# [Stored records]
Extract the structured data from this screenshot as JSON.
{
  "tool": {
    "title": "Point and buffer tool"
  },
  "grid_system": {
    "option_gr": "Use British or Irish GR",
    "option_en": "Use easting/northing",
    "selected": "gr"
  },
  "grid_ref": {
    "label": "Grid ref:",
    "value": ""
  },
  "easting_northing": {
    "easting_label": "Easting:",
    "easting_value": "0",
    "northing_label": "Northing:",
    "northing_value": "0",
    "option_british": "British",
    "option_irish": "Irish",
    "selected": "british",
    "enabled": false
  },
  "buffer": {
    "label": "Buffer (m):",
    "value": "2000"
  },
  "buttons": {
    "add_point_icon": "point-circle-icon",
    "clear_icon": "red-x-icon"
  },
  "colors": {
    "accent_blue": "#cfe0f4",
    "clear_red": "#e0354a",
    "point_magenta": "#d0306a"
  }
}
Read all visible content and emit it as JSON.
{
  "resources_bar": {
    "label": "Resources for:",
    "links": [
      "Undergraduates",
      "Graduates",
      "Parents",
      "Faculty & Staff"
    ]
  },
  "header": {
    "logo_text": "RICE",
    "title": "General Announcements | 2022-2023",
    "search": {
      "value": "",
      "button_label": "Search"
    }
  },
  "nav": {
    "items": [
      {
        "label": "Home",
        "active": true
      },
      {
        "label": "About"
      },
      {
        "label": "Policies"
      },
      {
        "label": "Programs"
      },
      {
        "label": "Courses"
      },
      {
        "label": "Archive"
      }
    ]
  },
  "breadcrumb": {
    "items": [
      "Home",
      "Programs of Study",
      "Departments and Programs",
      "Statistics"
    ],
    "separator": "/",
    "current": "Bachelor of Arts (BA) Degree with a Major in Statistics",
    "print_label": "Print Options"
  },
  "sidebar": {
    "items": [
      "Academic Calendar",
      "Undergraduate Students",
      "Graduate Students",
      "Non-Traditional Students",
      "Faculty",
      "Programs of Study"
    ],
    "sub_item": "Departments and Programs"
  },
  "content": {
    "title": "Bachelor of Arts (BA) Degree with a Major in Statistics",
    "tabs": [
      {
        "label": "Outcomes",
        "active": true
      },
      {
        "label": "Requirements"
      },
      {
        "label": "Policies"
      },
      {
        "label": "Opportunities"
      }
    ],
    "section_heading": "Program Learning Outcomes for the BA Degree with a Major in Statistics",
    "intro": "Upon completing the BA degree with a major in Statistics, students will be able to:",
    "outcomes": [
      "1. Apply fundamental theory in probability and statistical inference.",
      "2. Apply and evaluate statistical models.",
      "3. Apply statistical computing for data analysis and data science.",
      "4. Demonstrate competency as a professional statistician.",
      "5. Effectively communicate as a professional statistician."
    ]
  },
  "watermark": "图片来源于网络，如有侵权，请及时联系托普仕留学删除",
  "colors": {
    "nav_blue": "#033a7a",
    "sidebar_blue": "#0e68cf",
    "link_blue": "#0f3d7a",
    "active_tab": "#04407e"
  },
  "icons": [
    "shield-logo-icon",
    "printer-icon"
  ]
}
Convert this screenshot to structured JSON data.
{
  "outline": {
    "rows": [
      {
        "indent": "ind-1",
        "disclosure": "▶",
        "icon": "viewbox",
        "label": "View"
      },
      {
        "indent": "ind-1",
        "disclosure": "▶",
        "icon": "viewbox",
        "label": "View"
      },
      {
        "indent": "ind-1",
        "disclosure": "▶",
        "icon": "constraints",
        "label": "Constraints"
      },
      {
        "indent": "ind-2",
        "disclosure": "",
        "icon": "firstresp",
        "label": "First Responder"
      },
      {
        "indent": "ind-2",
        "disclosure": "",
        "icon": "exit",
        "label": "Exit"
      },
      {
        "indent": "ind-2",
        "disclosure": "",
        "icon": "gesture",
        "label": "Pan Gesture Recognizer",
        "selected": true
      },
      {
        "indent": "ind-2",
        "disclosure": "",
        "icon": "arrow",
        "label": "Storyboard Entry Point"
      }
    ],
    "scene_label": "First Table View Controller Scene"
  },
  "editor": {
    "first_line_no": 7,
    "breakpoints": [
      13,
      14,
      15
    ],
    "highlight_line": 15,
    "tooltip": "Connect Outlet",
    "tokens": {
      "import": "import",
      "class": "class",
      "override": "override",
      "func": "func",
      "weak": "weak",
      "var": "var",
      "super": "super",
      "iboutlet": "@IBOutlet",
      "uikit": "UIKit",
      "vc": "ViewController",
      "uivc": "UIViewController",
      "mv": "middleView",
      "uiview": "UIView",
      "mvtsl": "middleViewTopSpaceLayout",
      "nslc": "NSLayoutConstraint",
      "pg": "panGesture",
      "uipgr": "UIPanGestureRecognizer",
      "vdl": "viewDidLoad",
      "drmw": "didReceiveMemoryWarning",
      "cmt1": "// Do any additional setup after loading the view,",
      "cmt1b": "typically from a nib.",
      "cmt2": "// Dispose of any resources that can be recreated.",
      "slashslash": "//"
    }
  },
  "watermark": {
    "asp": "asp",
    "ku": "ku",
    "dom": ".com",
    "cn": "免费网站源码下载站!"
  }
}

# [Stated task]
Set down the listing in full, keeping every word exactly as it is.

# [Response below]
Extract the structured data from this screenshot as JSON.
{
  "tool": {
    "title": "Point and buffer tool"
  },
  "grid_system": {
    "option_gr": "Use British or Irish GR",
    "option_en": "Use easting/northing",
    "selected": "gr"
  },
  "grid_ref": {
    "label": "Grid ref:",
    "value": ""
  },
  "easting_northing": {
    "easting_label": "Easting:",
    "easting_value": "0",
    "northing_label": "Northing:",
    "northing_value": "0",
    "option_british": "British",
    "option_irish": "Irish",
    "selected": "british",
    "enabled": false
  },
  "buffer": {
    "label": "Buffer (m):",
    "value": "2000"
  },
  "buttons": {
    "add_point_icon": "point-circle-icon",
    "clear_icon": "red-x-icon"
  },
  "colors": {
    "accent_blue": "#cfe0f4",
    "clear_red": "#e0354a",
    "point_magenta": "#d0306a"
  }
}
Read all visible content and emit it as JSON.
{
  "resources_bar": {
    "label": "Resources for:",
    "links": [
      "Undergraduates",
      "Graduates",
      "Parents",
      "Faculty & Staff"
    ]
  },
  "header": {
    "logo_text": "RICE",
    "title": "General Announcements | 2022-2023",
    "search": {
      "value": "",
      "button_label": "Search"
    }
  },
  "nav": {
    "items": [
      {
        "label": "Home",
        "active": true
      },
      {
        "label": "About"
      },
      {
        "label": "Policies"
      },
      {
        "label": "Programs"
      },
      {
        "label": "Courses"
      },
      {
        "label": "Archive"
      }
    ]
  },
  "breadcrumb": {
    "items": [
      "Home",
      "Programs of Study",
      "Departments and Programs",
      "Statistics"
    ],
    "separator": "/",
    "current": "Bachelor of Arts (BA) Degree with a Major in Statistics",
    "print_label": "Print Options"
  },
  "sidebar": {
    "items": [
      "Academic Calendar",
      "Undergraduate Students",
      "Graduate Students",
      "Non-Traditional Students",
      "Faculty",
      "Programs of Study"
    ],
    "sub_item": "Departments and Programs"
  },
  "content": {
    "title": "Bachelor of Arts (BA) Degree with a Major in Statistics",
    "tabs": [
      {
        "label": "Outcomes",
        "active": true
      },
      {
        "label": "Requirements"
      },
      {
        "label": "Policies"
      },
      {
        "label": "Opportunities"
      }
    ],
    "section_heading": "Program Learning Outcomes for the BA Degree with a Major in Statistics",
    "intro": "Upon completing the BA degree with a major in Statistics, students will be able to:",
    "outcomes": [
      "1. Apply fundamental theory in probability and statistical inference.",
      "2. Apply and evaluate statistical models.",
      "3. Apply statistical computing for data analysis and data science.",
      "4. Demonstrate competency as a professional statistician.",
      "5. Effectively communicate as a professional statistician."
    ]
  },
  "watermark": "图片来源于网络，如有侵权，请及时联系托普仕留学删除",
  "colors": {
    "nav_blue": "#033a7a",
    "sidebar_blue": "#0e68cf",
    "link_blue": "#0f3d7a",
    "active_tab": "#04407e"
  },
  "icons": [
    "shield-logo-icon",
    "printer-icon"
  ]
}
Convert this screenshot to structured JSON data.
{
  "outline": {
    "rows": [
      {
        "indent": "ind-1",
        "disclosure": "▶",
        "icon": "viewbox",
        "label": "View"
      },
      {
        "indent": "ind-1",
        "disclosure": "▶",
        "icon": "viewbox",
        "label": "View"
      },
      {
        "indent": "ind-1",
        "disclosure": "▶",
        "icon": "constraints",
        "label": "Constraints"
      },
      {
        "indent": "ind-2",
        "disclosure": "",
        "icon": "firstresp",
        "label": "First Responder"
      },
      {
        "indent": "ind-2",
        "disclosure": "",
        "icon": "exit",
        "label": "Exit"
      },
      {
        "indent": "ind-2",
        "disclosure": "",
        "icon": "gesture",
        "label": "Pan Gesture Recognizer",
        "selected": true
      },
      {
        "indent": "ind-2",
        "disclosure": "",
        "icon": "arrow",
        "label": "Storyboard Entry Point"
      }
    ],
    "scene_label": "First Table View Controller Scene"
  },
  "editor": {
    "first_line_no": 7,
    "breakpoints": [
      13,
      14,
      15
    ],
    "highlight_line": 15,
    "tooltip": "Connect Outlet",
    "tokens": {
      "import": "import",
      "class": "class",
      "override": "override",
      "func": "func",
      "weak": "weak",
      "var": "var",
      "super": "super",
      "iboutlet": "@IBOutlet",
      "uikit": "UIKit",
      "vc": "ViewController",
      "uivc": "UIViewController",
      "mv": "middleView",
      "uiview": "UIView",
      "mvtsl": "middleViewTopSpaceLayout",
      "nslc": "NSLayoutConstraint",
      "pg": "panGesture",
      "uipgr": "UIPanGestureRecognizer",
      "vdl": "viewDidLoad",
      "drmw": "didReceiveMemoryWarning",
      "cmt1": "// Do any additional setup after loading the view,",
      "cmt1b": "typically from a nib.",
      "cmt2": "// Dispose of any resources that can be recreated.",
      "slashslash": "//"
    }
  },
  "watermark": {
    "asp": "asp",
    "ku": "ku",
    "dom": ".com",
    "cn": "免费网站源码下载站!"
  }
}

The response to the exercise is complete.